Problem statement ▸ Each line below is to be written out in full, exactly as shown.

====

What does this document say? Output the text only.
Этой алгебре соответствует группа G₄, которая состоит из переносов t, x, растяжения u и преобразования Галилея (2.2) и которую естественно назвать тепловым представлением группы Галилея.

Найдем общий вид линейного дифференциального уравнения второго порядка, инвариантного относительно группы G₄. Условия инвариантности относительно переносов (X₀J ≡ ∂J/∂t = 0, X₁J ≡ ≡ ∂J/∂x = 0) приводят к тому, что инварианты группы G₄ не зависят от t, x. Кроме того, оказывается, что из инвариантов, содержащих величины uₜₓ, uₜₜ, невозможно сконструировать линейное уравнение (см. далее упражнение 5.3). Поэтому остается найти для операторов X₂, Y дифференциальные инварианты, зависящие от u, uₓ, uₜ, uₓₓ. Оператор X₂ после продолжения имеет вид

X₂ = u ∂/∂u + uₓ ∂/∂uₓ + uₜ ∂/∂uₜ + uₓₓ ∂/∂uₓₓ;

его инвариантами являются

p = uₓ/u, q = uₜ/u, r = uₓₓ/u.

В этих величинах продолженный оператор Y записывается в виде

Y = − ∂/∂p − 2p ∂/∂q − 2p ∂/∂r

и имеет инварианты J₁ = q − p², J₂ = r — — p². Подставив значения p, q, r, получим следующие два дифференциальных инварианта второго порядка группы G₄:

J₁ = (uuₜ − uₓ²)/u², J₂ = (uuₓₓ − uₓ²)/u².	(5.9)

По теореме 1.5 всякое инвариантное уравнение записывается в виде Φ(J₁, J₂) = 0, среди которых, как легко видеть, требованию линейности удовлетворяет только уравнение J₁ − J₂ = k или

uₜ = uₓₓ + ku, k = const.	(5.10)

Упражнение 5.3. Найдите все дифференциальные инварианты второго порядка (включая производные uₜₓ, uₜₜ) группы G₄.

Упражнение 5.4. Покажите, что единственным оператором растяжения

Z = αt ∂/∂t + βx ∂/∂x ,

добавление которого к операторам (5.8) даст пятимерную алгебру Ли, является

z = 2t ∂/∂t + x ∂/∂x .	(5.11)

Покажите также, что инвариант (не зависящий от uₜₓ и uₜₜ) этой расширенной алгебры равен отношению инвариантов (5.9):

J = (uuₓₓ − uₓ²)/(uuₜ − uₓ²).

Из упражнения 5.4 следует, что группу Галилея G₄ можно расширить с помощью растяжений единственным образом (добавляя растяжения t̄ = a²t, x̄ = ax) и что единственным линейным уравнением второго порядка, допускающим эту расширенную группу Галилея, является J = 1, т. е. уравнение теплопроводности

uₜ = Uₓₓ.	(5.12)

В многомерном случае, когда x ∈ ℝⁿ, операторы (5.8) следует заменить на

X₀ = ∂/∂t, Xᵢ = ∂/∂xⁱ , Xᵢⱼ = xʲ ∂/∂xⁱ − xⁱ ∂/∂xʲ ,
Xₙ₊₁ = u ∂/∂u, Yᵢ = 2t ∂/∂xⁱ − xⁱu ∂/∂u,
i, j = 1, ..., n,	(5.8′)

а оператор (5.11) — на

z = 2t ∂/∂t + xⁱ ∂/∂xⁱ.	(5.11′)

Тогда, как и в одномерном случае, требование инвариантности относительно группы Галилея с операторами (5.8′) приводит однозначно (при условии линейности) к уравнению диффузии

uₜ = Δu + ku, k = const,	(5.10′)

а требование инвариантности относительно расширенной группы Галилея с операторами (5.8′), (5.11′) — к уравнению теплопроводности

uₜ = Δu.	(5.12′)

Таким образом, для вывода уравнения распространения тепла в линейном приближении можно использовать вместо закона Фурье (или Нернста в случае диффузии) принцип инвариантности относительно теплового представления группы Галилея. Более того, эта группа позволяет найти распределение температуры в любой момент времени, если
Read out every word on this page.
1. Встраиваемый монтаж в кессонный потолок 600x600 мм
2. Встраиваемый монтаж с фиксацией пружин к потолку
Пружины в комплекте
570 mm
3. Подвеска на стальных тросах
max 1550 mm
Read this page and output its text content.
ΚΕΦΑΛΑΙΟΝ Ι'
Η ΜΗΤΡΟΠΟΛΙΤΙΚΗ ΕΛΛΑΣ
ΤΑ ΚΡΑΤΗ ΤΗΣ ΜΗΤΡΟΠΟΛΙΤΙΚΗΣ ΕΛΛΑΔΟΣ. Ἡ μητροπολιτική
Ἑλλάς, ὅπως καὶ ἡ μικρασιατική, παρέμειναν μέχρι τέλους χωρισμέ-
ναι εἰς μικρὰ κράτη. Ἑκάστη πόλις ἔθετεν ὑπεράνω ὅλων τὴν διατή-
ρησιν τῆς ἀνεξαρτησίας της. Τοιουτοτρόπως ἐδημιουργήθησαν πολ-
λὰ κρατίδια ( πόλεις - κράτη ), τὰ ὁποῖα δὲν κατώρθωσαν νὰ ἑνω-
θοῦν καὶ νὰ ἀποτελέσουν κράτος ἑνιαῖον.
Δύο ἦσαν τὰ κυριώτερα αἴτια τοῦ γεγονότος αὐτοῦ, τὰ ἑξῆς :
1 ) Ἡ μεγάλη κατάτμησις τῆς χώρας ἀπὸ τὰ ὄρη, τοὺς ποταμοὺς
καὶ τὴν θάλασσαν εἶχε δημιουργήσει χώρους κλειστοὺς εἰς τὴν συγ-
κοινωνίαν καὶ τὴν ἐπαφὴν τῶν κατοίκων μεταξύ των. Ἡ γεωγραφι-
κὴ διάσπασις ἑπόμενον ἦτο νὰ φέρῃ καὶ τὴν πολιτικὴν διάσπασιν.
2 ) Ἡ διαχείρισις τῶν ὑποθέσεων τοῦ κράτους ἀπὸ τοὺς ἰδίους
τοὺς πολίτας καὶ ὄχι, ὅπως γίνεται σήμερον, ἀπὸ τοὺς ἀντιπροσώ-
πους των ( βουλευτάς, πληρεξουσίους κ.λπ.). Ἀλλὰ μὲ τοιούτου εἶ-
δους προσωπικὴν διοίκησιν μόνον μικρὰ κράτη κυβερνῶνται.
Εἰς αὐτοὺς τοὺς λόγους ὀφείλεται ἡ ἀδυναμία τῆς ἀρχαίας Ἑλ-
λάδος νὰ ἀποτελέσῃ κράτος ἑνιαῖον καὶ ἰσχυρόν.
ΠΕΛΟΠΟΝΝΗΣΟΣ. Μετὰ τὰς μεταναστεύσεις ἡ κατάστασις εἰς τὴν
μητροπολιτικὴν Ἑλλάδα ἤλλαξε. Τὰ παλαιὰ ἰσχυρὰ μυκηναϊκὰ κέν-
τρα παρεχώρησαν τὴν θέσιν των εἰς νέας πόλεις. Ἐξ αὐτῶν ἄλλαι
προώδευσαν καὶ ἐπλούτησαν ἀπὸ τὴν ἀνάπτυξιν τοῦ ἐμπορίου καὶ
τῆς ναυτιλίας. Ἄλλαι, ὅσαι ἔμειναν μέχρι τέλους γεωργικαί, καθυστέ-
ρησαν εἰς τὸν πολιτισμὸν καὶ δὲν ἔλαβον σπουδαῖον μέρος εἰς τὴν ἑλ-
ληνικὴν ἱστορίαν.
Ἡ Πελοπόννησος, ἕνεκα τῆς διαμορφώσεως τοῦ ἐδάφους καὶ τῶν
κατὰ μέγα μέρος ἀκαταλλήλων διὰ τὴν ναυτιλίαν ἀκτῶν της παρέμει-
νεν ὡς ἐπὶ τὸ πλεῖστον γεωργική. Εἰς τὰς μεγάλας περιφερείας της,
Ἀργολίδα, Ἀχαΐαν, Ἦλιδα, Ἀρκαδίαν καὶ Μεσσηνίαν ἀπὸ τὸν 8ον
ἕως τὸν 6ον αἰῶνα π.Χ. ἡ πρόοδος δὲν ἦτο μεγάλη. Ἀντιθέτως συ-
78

====

Final result ▸
What does this document say? Output the text only.
Этой алгебре соответствует группа G₄, которая состоит из переносов t, x, растяжения u и преобразования Галилея (2.2) и которую естественно назвать тепловым представлением группы Галилея.

Найдем общий вид линейного дифференциального уравнения второго порядка, инвариантного относительно группы G₄. Условия инвариантности относительно переносов (X₀J ≡ ∂J/∂t = 0, X₁J ≡ ≡ ∂J/∂x = 0) приводят к тому, что инварианты группы G₄ не зависят от t, x. Кроме того, оказывается, что из инвариантов, содержащих величины uₜₓ, uₜₜ, невозможно сконструировать линейное уравнение (см. далее упражнение 5.3). Поэтому остается найти для операторов X₂, Y дифференциальные инварианты, зависящие от u, uₓ, uₜ, uₓₓ. Оператор X₂ после продолжения имеет вид

X₂ = u ∂/∂u + uₓ ∂/∂uₓ + uₜ ∂/∂uₜ + uₓₓ ∂/∂uₓₓ;

его инвариантами являются

p = uₓ/u, q = uₜ/u, r = uₓₓ/u.

В этих величинах продолженный оператор Y записывается в виде

Y = − ∂/∂p − 2p ∂/∂q − 2p ∂/∂r

и имеет инварианты J₁ = q − p², J₂ = r — — p². Подставив значения p, q, r, получим следующие два дифференциальных инварианта второго порядка группы G₄:

J₁ = (uuₜ − uₓ²)/u², J₂ = (uuₓₓ − uₓ²)/u².	(5.9)

По теореме 1.5 всякое инвариантное уравнение записывается в виде Φ(J₁, J₂) = 0, среди которых, как легко видеть, требованию линейности удовлетворяет только уравнение J₁ − J₂ = k или

uₜ = uₓₓ + ku, k = const.	(5.10)

Упражнение 5.3. Найдите все дифференциальные инварианты второго порядка (включая производные uₜₓ, uₜₜ) группы G₄.

Упражнение 5.4. Покажите, что единственным оператором растяжения

Z = αt ∂/∂t + βx ∂/∂x ,

добавление которого к операторам (5.8) даст пятимерную алгебру Ли, является

z = 2t ∂/∂t + x ∂/∂x .	(5.11)

Покажите также, что инвариант (не зависящий от uₜₓ и uₜₜ) этой расширенной алгебры равен отношению инвариантов (5.9):

J = (uuₓₓ − uₓ²)/(uuₜ − uₓ²).

Из упражнения 5.4 следует, что группу Галилея G₄ можно расширить с помощью растяжений единственным образом (добавляя растяжения t̄ = a²t, x̄ = ax) и что единственным линейным уравнением второго порядка, допускающим эту расширенную группу Галилея, является J = 1, т. е. уравнение теплопроводности

uₜ = Uₓₓ.	(5.12)

В многомерном случае, когда x ∈ ℝⁿ, операторы (5.8) следует заменить на

X₀ = ∂/∂t, Xᵢ = ∂/∂xⁱ , Xᵢⱼ = xʲ ∂/∂xⁱ − xⁱ ∂/∂xʲ ,
Xₙ₊₁ = u ∂/∂u, Yᵢ = 2t ∂/∂xⁱ − xⁱu ∂/∂u,
i, j = 1, ..., n,	(5.8′)

а оператор (5.11) — на

z = 2t ∂/∂t + xⁱ ∂/∂xⁱ.	(5.11′)

Тогда, как и в одномерном случае, требование инвариантности относительно группы Галилея с операторами (5.8′) приводит однозначно (при условии линейности) к уравнению диффузии

uₜ = Δu + ku, k = const,	(5.10′)

а требование инвариантности относительно расширенной группы Галилея с операторами (5.8′), (5.11′) — к уравнению теплопроводности

uₜ = Δu.	(5.12′)

Таким образом, для вывода уравнения распространения тепла в линейном приближении можно использовать вместо закона Фурье (или Нернста в случае диффузии) принцип инвариантности относительно теплового представления группы Галилея. Более того, эта группа позволяет найти распределение температуры в любой момент времени, если
Read out every word on this page.
1. Встраиваемый монтаж в кессонный потолок 600x600 мм
2. Встраиваемый монтаж с фиксацией пружин к потолку
Пружины в комплекте
570 mm
3. Подвеска на стальных тросах
max 1550 mm
Read this page and output its text content.
ΚΕΦΑΛΑΙΟΝ Ι'
Η ΜΗΤΡΟΠΟΛΙΤΙΚΗ ΕΛΛΑΣ
ΤΑ ΚΡΑΤΗ ΤΗΣ ΜΗΤΡΟΠΟΛΙΤΙΚΗΣ ΕΛΛΑΔΟΣ. Ἡ μητροπολιτική
Ἑλλάς, ὅπως καὶ ἡ μικρασιατική, παρέμειναν μέχρι τέλους χωρισμέ-
ναι εἰς μικρὰ κράτη. Ἑκάστη πόλις ἔθετεν ὑπεράνω ὅλων τὴν διατή-
ρησιν τῆς ἀνεξαρτησίας της. Τοιουτοτρόπως ἐδημιουργήθησαν πολ-
λὰ κρατίδια ( πόλεις - κράτη ), τὰ ὁποῖα δὲν κατώρθωσαν νὰ ἑνω-
θοῦν καὶ νὰ ἀποτελέσουν κράτος ἑνιαῖον.
Δύο ἦσαν τὰ κυριώτερα αἴτια τοῦ γεγονότος αὐτοῦ, τὰ ἑξῆς :
1 ) Ἡ μεγάλη κατάτμησις τῆς χώρας ἀπὸ τὰ ὄρη, τοὺς ποταμοὺς
καὶ τὴν θάλασσαν εἶχε δημιουργήσει χώρους κλειστοὺς εἰς τὴν συγ-
κοινωνίαν καὶ τὴν ἐπαφὴν τῶν κατοίκων μεταξύ των. Ἡ γεωγραφι-
κὴ διάσπασις ἑπόμενον ἦτο νὰ φέρῃ καὶ τὴν πολιτικὴν διάσπασιν.
2 ) Ἡ διαχείρισις τῶν ὑποθέσεων τοῦ κράτους ἀπὸ τοὺς ἰδίους
τοὺς πολίτας καὶ ὄχι, ὅπως γίνεται σήμερον, ἀπὸ τοὺς ἀντιπροσώ-
πους των ( βουλευτάς, πληρεξουσίους κ.λπ.). Ἀλλὰ μὲ τοιούτου εἶ-
δους προσωπικὴν διοίκησιν μόνον μικρὰ κράτη κυβερνῶνται.
Εἰς αὐτοὺς τοὺς λόγους ὀφείλεται ἡ ἀδυναμία τῆς ἀρχαίας Ἑλ-
λάδος νὰ ἀποτελέσῃ κράτος ἑνιαῖον καὶ ἰσχυρόν.
ΠΕΛΟΠΟΝΝΗΣΟΣ. Μετὰ τὰς μεταναστεύσεις ἡ κατάστασις εἰς τὴν
μητροπολιτικὴν Ἑλλάδα ἤλλαξε. Τὰ παλαιὰ ἰσχυρὰ μυκηναϊκὰ κέν-
τρα παρεχώρησαν τὴν θέσιν των εἰς νέας πόλεις. Ἐξ αὐτῶν ἄλλαι
προώδευσαν καὶ ἐπλούτησαν ἀπὸ τὴν ἀνάπτυξιν τοῦ ἐμπορίου καὶ
τῆς ναυτιλίας. Ἄλλαι, ὅσαι ἔμειναν μέχρι τέλους γεωργικαί, καθυστέ-
ρησαν εἰς τὸν πολιτισμὸν καὶ δὲν ἔλαβον σπουδαῖον μέρος εἰς τὴν ἑλ-
ληνικὴν ἱστορίαν.
Ἡ Πελοπόννησος, ἕνεκα τῆς διαμορφώσεως τοῦ ἐδάφους καὶ τῶν
κατὰ μέγα μέρος ἀκαταλλήλων διὰ τὴν ναυτιλίαν ἀκτῶν της παρέμει-
νεν ὡς ἐπὶ τὸ πλεῖστον γεωργική. Εἰς τὰς μεγάλας περιφερείας της,
Ἀργολίδα, Ἀχαΐαν, Ἦλιδα, Ἀρκαδίαν καὶ Μεσσηνίαν ἀπὸ τὸν 8ον
ἕως τὸν 6ον αἰῶνα π.Χ. ἡ πρόοδος δὲν ἦτο μεγάλη. Ἀντιθέτως συ-
78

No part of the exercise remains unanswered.